» **Request**
Quote the whole listing verbatim.

» **Records for processing**

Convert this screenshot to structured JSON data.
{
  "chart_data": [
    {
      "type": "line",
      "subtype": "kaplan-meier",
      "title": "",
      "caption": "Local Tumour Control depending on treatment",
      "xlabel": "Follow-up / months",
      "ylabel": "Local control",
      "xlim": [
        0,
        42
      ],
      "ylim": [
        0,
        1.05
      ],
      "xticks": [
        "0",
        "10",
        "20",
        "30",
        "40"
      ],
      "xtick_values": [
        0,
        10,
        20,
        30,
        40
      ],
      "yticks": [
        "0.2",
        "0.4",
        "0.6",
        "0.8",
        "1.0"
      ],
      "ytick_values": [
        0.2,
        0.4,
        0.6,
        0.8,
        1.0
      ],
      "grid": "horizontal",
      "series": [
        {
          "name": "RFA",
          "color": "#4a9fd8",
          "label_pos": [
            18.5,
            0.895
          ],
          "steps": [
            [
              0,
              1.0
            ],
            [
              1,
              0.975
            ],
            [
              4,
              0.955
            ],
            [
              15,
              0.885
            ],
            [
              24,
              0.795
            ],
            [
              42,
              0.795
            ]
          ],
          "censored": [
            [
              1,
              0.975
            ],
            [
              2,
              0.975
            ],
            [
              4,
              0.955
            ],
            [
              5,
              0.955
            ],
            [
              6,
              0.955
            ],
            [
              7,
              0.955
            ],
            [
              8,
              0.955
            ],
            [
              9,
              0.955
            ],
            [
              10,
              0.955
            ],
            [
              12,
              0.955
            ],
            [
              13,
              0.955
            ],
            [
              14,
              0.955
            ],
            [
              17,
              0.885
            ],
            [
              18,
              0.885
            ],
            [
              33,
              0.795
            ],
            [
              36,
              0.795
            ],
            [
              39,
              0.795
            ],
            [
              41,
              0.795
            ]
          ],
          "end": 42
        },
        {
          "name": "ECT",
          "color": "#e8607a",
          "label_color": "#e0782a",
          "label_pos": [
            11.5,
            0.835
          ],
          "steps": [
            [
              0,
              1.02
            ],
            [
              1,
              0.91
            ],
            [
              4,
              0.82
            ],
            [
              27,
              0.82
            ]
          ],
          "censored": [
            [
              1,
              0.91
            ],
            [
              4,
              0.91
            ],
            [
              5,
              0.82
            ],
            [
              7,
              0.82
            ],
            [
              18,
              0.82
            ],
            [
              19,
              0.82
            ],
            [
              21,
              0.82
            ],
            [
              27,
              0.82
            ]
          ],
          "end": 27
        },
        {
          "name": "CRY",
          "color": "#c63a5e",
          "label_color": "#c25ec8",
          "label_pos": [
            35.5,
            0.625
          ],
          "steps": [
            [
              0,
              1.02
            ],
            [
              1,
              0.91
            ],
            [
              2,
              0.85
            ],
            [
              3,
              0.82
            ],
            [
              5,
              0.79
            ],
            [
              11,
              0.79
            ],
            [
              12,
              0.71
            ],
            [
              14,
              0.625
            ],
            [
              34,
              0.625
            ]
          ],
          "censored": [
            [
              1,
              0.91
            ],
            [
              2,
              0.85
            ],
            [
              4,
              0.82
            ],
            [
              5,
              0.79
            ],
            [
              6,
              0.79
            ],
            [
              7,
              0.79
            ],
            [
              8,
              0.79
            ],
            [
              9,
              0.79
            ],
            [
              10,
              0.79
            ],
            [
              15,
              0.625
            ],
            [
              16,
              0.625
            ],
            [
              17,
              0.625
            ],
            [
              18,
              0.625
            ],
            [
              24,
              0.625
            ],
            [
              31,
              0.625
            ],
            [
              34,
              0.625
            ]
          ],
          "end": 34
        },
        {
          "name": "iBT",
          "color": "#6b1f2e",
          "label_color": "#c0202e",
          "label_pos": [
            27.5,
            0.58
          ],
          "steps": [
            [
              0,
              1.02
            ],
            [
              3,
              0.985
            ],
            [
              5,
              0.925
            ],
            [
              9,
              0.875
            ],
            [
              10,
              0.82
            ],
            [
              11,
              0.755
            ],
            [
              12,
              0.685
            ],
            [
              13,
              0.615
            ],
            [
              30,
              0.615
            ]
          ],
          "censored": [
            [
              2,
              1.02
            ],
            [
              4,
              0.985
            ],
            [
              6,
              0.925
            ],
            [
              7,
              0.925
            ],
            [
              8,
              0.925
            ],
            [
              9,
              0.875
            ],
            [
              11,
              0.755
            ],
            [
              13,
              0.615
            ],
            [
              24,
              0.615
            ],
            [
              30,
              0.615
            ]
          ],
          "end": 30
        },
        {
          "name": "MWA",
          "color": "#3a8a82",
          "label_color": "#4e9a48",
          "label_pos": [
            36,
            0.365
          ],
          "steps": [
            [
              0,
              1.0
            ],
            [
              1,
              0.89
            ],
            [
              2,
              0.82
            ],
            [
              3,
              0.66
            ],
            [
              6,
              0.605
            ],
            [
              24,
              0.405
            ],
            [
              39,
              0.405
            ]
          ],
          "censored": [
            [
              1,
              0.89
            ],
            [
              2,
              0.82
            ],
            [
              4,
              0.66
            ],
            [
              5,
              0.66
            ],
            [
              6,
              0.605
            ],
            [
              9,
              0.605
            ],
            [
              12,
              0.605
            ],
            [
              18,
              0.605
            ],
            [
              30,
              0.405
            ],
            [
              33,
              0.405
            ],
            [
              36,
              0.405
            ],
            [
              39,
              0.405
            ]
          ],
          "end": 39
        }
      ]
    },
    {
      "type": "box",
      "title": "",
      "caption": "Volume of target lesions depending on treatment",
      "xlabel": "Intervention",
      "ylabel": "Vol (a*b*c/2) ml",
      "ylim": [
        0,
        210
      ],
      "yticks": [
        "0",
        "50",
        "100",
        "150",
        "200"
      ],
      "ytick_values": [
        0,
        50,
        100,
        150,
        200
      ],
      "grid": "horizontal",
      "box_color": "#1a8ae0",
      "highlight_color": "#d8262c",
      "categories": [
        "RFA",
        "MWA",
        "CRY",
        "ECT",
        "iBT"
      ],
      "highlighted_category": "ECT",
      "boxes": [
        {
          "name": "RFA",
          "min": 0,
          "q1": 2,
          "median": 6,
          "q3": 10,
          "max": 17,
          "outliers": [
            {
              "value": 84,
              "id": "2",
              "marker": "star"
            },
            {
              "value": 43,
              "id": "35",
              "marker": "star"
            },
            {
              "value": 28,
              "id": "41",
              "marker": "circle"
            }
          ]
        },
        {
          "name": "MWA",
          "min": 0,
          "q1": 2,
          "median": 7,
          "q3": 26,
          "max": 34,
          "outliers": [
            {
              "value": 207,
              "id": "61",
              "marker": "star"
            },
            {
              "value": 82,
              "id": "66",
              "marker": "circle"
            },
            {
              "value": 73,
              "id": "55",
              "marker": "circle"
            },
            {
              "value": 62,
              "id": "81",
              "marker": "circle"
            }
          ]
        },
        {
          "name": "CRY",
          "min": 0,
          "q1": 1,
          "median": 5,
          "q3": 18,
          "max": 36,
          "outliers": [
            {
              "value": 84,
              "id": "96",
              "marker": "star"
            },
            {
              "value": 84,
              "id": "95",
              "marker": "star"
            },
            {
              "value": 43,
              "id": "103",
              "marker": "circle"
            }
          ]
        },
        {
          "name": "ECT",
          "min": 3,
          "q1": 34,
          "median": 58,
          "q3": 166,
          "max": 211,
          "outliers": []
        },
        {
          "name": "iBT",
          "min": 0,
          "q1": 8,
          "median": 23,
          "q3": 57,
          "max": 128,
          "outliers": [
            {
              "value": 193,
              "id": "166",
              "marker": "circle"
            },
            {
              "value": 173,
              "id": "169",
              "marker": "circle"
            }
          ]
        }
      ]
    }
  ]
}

» **Solution for this task**
Convert this screenshot to structured JSON data.
{
  "chart_data": [
    {
      "type": "line",
      "subtype": "kaplan-meier",
      "title": "",
      "caption": "Local Tumour Control depending on treatment",
      "xlabel": "Follow-up / months",
      "ylabel": "Local control",
      "xlim": [
        0,
        42
      ],
      "ylim": [
        0,
        1.05
      ],
      "xticks": [
        "0",
        "10",
        "20",
        "30",
        "40"
      ],
      "xtick_values": [
        0,
        10,
        20,
        30,
        40
      ],
      "yticks": [
        "0.2",
        "0.4",
        "0.6",
        "0.8",
        "1.0"
      ],
      "ytick_values": [
        0.2,
        0.4,
        0.6,
        0.8,
        1.0
      ],
      "grid": "horizontal",
      "series": [
        {
          "name": "RFA",
          "color": "#4a9fd8",
          "label_pos": [
            18.5,
            0.895
          ],
          "steps": [
            [
              0,
              1.0
            ],
            [
              1,
              0.975
            ],
            [
              4,
              0.955
            ],
            [
              15,
              0.885
            ],
            [
              24,
              0.795
            ],
            [
              42,
              0.795
            ]
          ],
          "censored": [
            [
              1,
              0.975
            ],
            [
              2,
              0.975
            ],
            [
              4,
              0.955
            ],
            [
              5,
              0.955
            ],
            [
              6,
              0.955
            ],
            [
              7,
              0.955
            ],
            [
              8,
              0.955
            ],
            [
              9,
              0.955
            ],
            [
              10,
              0.955
            ],
            [
              12,
              0.955
            ],
            [
              13,
              0.955
            ],
            [
              14,
              0.955
            ],
            [
              17,
              0.885
            ],
            [
              18,
              0.885
            ],
            [
              33,
              0.795
            ],
            [
              36,
              0.795
            ],
            [
              39,
              0.795
            ],
            [
              41,
              0.795
            ]
          ],
          "end": 42
        },
        {
          "name": "ECT",
          "color": "#e8607a",
          "label_color": "#e0782a",
          "label_pos": [
            11.5,
            0.835
          ],
          "steps": [
            [
              0,
              1.02
            ],
            [
              1,
              0.91
            ],
            [
              4,
              0.82
            ],
            [
              27,
              0.82
            ]
          ],
          "censored": [
            [
              1,
              0.91
            ],
            [
              4,
              0.91
            ],
            [
              5,
              0.82
            ],
            [
              7,
              0.82
            ],
            [
              18,
              0.82
            ],
            [
              19,
              0.82
            ],
            [
              21,
              0.82
            ],
            [
              27,
              0.82
            ]
          ],
          "end": 27
        },
        {
          "name": "CRY",
          "color": "#c63a5e",
          "label_color": "#c25ec8",
          "label_pos": [
            35.5,
            0.625
          ],
          "steps": [
            [
              0,
              1.02
            ],
            [
              1,
              0.91
            ],
            [
              2,
              0.85
            ],
            [
              3,
              0.82
            ],
            [
              5,
              0.79
            ],
            [
              11,
              0.79
            ],
            [
              12,
              0.71
            ],
            [
              14,
              0.625
            ],
            [
              34,
              0.625
            ]
          ],
          "censored": [
            [
              1,
              0.91
            ],
            [
              2,
              0.85
            ],
            [
              4,
              0.82
            ],
            [
              5,
              0.79
            ],
            [
              6,
              0.79
            ],
            [
              7,
              0.79
            ],
            [
              8,
              0.79
            ],
            [
              9,
              0.79
            ],
            [
              10,
              0.79
            ],
            [
              15,
              0.625
            ],
            [
              16,
              0.625
            ],
            [
              17,
              0.625
            ],
            [
              18,
              0.625
            ],
            [
              24,
              0.625
            ],
            [
              31,
              0.625
            ],
            [
              34,
              0.625
            ]
          ],
          "end": 34
        },
        {
          "name": "iBT",
          "color": "#6b1f2e",
          "label_color": "#c0202e",
          "label_pos": [
            27.5,
            0.58
          ],
          "steps": [
            [
              0,
              1.02
            ],
            [
              3,
              0.985
            ],
            [
              5,
              0.925
            ],
            [
              9,
              0.875
            ],
            [
              10,
              0.82
            ],
            [
              11,
              0.755
            ],
            [
              12,
              0.685
            ],
            [
              13,
              0.615
            ],
            [
              30,
              0.615
            ]
          ],
          "censored": [
            [
              2,
              1.02
            ],
            [
              4,
              0.985
            ],
            [
              6,
              0.925
            ],
            [
              7,
              0.925
            ],
            [
              8,
              0.925
            ],
            [
              9,
              0.875
            ],
            [
              11,
              0.755
            ],
            [
              13,
              0.615
            ],
            [
              24,
              0.615
            ],
            [
              30,
              0.615
            ]
          ],
          "end": 30
        },
        {
          "name": "MWA",
          "color": "#3a8a82",
          "label_color": "#4e9a48",
          "label_pos": [
            36,
            0.365
          ],
          "steps": [
            [
              0,
              1.0
            ],
            [
              1,
              0.89
            ],
            [
              2,
              0.82
            ],
            [
              3,
              0.66
            ],
            [
              6,
              0.605
            ],
            [
              24,
              0.405
            ],
            [
              39,
              0.405
            ]
          ],
          "censored": [
            [
              1,
              0.89
            ],
            [
              2,
              0.82
            ],
            [
              4,
              0.66
            ],
            [
              5,
              0.66
            ],
            [
              6,
              0.605
            ],
            [
              9,
              0.605
            ],
            [
              12,
              0.605
            ],
            [
              18,
              0.605
            ],
            [
              30,
              0.405
            ],
            [
              33,
              0.405
            ],
            [
              36,
              0.405
            ],
            [
              39,
              0.405
            ]
          ],
          "end": 39
        }
      ]
    },
    {
      "type": "box",
      "title": "",
      "caption": "Volume of target lesions depending on treatment",
      "xlabel": "Intervention",
      "ylabel": "Vol (a*b*c/2) ml",
      "ylim": [
        0,
        210
      ],
      "yticks": [
        "0",
        "50",
        "100",
        "150",
        "200"
      ],
      "ytick_values": [
        0,
        50,
        100,
        150,
        200
      ],
      "grid": "horizontal",
      "box_color": "#1a8ae0",
      "highlight_color": "#d8262c",
      "categories": [
        "RFA",
        "MWA",
        "CRY",
        "ECT",
        "iBT"
      ],
      "highlighted_category": "ECT",
      "boxes": [
        {
          "name": "RFA",
          "min": 0,
          "q1": 2,
          "median": 6,
          "q3": 10,
          "max": 17,
          "outliers": [
            {
              "value": 84,
              "id": "2",
              "marker": "star"
            },
            {
              "value": 43,
              "id": "35",
              "marker": "star"
            },
            {
              "value": 28,
              "id": "41",
              "marker": "circle"
            }
          ]
        },
        {
          "name": "MWA",
          "min": 0,
          "q1": 2,
          "median": 7,
          "q3": 26,
          "max": 34,
          "outliers": [
            {
              "value": 207,
              "id": "61",
              "marker": "star"
            },
            {
              "value": 82,
              "id": "66",
              "marker": "circle"
            },
            {
              "value": 73,
              "id": "55",
              "marker": "circle"
            },
            {
              "value": 62,
              "id": "81",
              "marker": "circle"
            }
          ]
        },
        {
          "name": "CRY",
          "min": 0,
          "q1": 1,
          "median": 5,
          "q3": 18,
          "max": 36,
          "outliers": [
            {
              "value": 84,
              "id": "96",
              "marker": "star"
            },
            {
              "value": 84,
              "id": "95",
              "marker": "star"
            },
            {
              "value": 43,
              "id": "103",
              "marker": "circle"
            }
          ]
        },
        {
          "name": "ECT",
          "min": 3,
          "q1": 34,
          "median": 58,
          "q3": 166,
          "max": 211,
          "outliers": []
        },
        {
          "name": "iBT",
          "min": 0,
          "q1": 8,
          "median": 23,
          "q3": 57,
          "max": 128,
          "outliers": [
            {
              "value": 193,
              "id": "166",
              "marker": "circle"
            },
            {
              "value": 173,
              "id": "169",
              "marker": "circle"
            }
          ]
        }
      ]
    }
  ]
}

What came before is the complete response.